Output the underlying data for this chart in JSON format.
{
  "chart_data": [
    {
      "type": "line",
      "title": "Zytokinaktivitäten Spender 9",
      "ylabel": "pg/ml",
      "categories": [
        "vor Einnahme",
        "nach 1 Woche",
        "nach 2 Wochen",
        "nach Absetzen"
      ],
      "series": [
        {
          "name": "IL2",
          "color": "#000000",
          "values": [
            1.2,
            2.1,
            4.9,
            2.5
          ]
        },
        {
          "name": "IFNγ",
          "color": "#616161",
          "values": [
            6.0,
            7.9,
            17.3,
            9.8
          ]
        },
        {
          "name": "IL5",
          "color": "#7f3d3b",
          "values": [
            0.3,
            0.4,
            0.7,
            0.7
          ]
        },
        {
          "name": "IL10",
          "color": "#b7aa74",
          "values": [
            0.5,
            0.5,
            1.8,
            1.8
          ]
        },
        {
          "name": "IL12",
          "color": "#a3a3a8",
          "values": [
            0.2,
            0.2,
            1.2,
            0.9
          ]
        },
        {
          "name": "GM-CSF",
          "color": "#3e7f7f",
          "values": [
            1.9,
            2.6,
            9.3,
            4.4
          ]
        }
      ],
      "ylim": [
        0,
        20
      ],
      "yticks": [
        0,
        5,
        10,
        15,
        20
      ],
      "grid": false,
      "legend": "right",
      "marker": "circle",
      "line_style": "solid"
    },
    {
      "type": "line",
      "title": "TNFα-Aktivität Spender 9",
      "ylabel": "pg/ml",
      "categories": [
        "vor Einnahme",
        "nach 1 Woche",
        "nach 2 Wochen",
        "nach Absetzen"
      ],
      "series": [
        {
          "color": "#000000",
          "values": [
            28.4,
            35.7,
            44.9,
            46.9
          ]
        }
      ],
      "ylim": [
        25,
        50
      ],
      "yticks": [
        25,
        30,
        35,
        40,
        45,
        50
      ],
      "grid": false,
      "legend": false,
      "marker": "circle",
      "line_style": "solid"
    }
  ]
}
____
_EXERCISE_
Copy out each line above, character for character.

_WORKED ANSWER_
Output the underlying data for this chart in JSON format.
{
  "chart_data": [
    {
      "type": "line",
      "title": "Zytokinaktivitäten Spender 9",
      "ylabel": "pg/ml",
      "categories": [
        "vor Einnahme",
        "nach 1 Woche",
        "nach 2 Wochen",
        "nach Absetzen"
      ],
      "series": [
        {
          "name": "IL2",
          "color": "#000000",
          "values": [
            1.2,
            2.1,
            4.9,
            2.5
          ]
        },
        {
          "name": "IFNγ",
          "color": "#616161",
          "values": [
            6.0,
            7.9,
            17.3,
            9.8
          ]
        },
        {
          "name": "IL5",
          "color": "#7f3d3b",
          "values": [
            0.3,
            0.4,
            0.7,
            0.7
          ]
        },
        {
          "name": "IL10",
          "color": "#b7aa74",
          "values": [
            0.5,
            0.5,
            1.8,
            1.8
          ]
        },
        {
          "name": "IL12",
          "color": "#a3a3a8",
          "values": [
            0.2,
            0.2,
            1.2,
            0.9
          ]
        },
        {
          "name": "GM-CSF",
          "color": "#3e7f7f",
          "values": [
            1.9,
            2.6,
            9.3,
            4.4
          ]
        }
      ],
      "ylim": [
        0,
        20
      ],
      "yticks": [
        0,
        5,
        10,
        15,
        20
      ],
      "grid": false,
      "legend": "right",
      "marker": "circle",
      "line_style": "solid"
    },
    {
      "type": "line",
      "title": "TNFα-Aktivität Spender 9",
      "ylabel": "pg/ml",
      "categories": [
        "vor Einnahme",
        "nach 1 Woche",
        "nach 2 Wochen",
        "nach Absetzen"
      ],
      "series": [
        {
          "color": "#000000",
          "values": [
            28.4,
            35.7,
            44.9,
            46.9
          ]
        }
      ],
      "ylim": [
        25,
        50
      ],
      "yticks": [
        25,
        30,
        35,
        40,
        45,
        50
      ],
      "grid": false,
      "legend": false,
      "marker": "circle",
      "line_style": "solid"
    }
  ]
}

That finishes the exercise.